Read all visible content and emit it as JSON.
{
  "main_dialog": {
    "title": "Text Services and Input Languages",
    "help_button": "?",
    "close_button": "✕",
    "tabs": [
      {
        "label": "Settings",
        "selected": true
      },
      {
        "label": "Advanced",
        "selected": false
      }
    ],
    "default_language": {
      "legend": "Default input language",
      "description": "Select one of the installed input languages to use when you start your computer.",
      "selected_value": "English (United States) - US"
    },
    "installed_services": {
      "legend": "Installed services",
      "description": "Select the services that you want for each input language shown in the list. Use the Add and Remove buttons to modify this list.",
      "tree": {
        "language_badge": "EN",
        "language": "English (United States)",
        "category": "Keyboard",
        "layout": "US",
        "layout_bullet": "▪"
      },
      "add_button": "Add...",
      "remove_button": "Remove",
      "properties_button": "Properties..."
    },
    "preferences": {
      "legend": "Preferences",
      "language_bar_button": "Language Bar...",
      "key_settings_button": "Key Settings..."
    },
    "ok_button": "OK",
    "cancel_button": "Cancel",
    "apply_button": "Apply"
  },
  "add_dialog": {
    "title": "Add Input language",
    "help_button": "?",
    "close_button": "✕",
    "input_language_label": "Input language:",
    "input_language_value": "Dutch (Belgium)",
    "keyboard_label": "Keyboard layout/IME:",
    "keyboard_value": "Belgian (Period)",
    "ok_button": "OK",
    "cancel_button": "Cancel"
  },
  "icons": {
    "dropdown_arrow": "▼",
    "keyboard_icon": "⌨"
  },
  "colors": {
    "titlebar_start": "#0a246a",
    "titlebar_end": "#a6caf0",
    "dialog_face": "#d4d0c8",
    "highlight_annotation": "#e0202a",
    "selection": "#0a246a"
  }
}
*****
> Given problem
All of the entries must be written out exactly as they stand.

> Full solution
Read all visible content and emit it as JSON.
{
  "main_dialog": {
    "title": "Text Services and Input Languages",
    "help_button": "?",
    "close_button": "✕",
    "tabs": [
      {
        "label": "Settings",
        "selected": true
      },
      {
        "label": "Advanced",
        "selected": false
      }
    ],
    "default_language": {
      "legend": "Default input language",
      "description": "Select one of the installed input languages to use when you start your computer.",
      "selected_value": "English (United States) - US"
    },
    "installed_services": {
      "legend": "Installed services",
      "description": "Select the services that you want for each input language shown in the list. Use the Add and Remove buttons to modify this list.",
      "tree": {
        "language_badge": "EN",
        "language": "English (United States)",
        "category": "Keyboard",
        "layout": "US",
        "layout_bullet": "▪"
      },
      "add_button": "Add...",
      "remove_button": "Remove",
      "properties_button": "Properties..."
    },
    "preferences": {
      "legend": "Preferences",
      "language_bar_button": "Language Bar...",
      "key_settings_button": "Key Settings..."
    },
    "ok_button": "OK",
    "cancel_button": "Cancel",
    "apply_button": "Apply"
  },
  "add_dialog": {
    "title": "Add Input language",
    "help_button": "?",
    "close_button": "✕",
    "input_language_label": "Input language:",
    "input_language_value": "Dutch (Belgium)",
    "keyboard_label": "Keyboard layout/IME:",
    "keyboard_value": "Belgian (Period)",
    "ok_button": "OK",
    "cancel_button": "Cancel"
  },
  "icons": {
    "dropdown_arrow": "▼",
    "keyboard_icon": "⌨"
  },
  "colors": {
    "titlebar_start": "#0a246a",
    "titlebar_end": "#a6caf0",
    "dialog_face": "#d4d0c8",
    "highlight_annotation": "#e0202a",
    "selection": "#0a246a"
  }
}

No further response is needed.